What you need to do
Among the entries below, find how many lines carry the word "Rules" and state only that figure.

Dataset items

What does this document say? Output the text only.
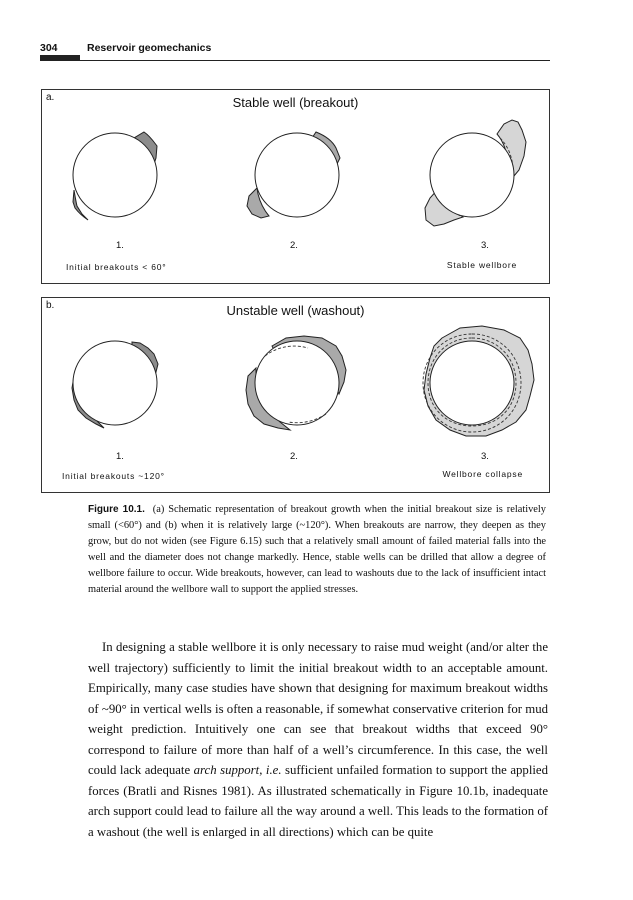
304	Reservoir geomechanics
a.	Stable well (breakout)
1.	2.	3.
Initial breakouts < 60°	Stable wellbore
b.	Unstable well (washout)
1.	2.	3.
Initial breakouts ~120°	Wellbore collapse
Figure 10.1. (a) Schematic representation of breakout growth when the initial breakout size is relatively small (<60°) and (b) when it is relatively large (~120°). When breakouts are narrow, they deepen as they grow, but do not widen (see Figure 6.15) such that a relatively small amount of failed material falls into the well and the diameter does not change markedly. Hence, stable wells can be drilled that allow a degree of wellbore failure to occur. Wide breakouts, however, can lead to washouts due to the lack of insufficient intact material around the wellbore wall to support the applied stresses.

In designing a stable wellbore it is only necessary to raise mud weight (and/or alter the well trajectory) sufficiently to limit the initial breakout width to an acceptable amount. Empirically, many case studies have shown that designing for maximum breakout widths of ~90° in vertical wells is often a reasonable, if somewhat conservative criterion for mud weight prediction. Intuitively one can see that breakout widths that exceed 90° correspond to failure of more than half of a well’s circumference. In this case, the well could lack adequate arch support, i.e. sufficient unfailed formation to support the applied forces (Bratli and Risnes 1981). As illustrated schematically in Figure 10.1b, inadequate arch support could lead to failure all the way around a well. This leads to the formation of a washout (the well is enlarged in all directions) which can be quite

--

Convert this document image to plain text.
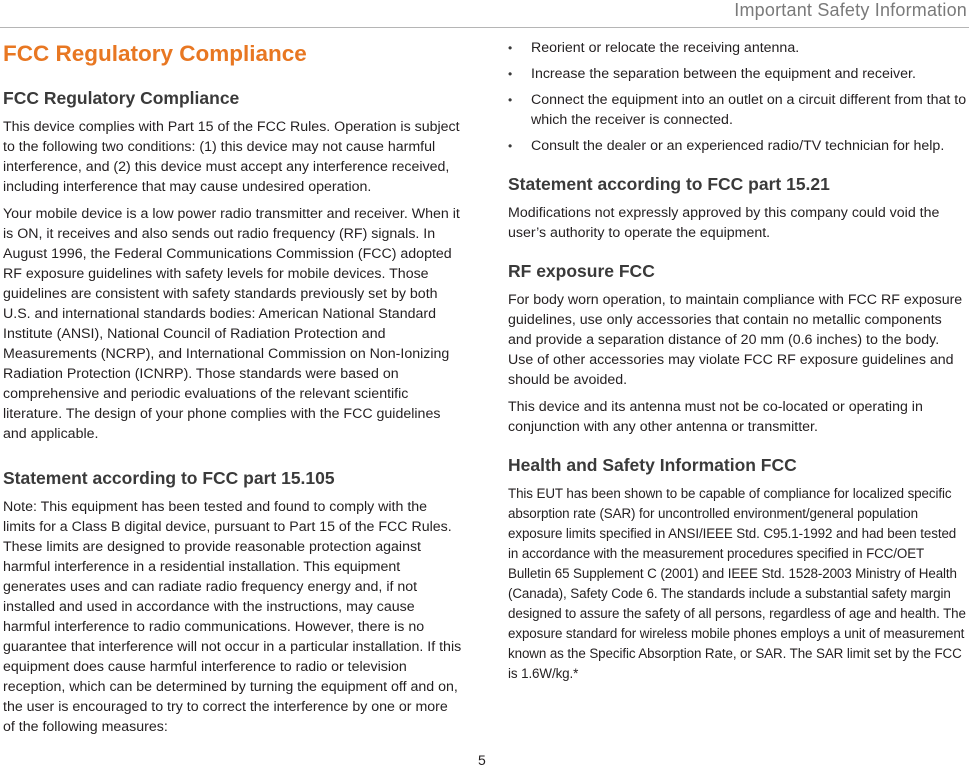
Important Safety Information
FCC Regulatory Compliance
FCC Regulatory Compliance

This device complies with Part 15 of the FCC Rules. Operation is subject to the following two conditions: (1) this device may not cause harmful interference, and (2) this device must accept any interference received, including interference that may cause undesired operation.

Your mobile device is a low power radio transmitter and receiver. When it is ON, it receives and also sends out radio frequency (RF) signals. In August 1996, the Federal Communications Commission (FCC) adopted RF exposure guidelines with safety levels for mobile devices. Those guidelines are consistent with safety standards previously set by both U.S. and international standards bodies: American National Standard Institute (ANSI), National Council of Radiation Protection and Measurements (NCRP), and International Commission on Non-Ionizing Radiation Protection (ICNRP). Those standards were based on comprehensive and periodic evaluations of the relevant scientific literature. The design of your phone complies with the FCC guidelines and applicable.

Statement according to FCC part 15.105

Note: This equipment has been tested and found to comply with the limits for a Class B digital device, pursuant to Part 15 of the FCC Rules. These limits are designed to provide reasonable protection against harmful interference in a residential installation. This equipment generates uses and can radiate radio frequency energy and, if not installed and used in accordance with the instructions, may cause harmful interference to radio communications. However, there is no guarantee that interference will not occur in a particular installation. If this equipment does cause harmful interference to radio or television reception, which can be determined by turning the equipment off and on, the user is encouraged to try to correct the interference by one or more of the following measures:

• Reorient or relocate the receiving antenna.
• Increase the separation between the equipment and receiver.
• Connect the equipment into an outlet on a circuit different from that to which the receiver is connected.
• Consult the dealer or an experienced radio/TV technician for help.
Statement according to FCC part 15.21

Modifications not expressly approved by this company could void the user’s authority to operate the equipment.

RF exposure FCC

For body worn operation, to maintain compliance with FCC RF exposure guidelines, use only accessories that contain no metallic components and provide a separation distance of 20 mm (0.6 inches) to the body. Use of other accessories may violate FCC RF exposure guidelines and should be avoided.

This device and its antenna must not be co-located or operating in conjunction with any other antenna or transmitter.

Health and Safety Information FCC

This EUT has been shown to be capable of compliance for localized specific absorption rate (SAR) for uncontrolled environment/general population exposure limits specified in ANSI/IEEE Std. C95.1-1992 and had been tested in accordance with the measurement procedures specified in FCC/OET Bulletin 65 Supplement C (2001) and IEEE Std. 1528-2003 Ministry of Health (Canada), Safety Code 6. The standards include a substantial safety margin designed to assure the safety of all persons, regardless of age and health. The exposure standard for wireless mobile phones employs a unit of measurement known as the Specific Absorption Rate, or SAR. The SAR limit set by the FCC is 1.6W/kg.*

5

Correct response
2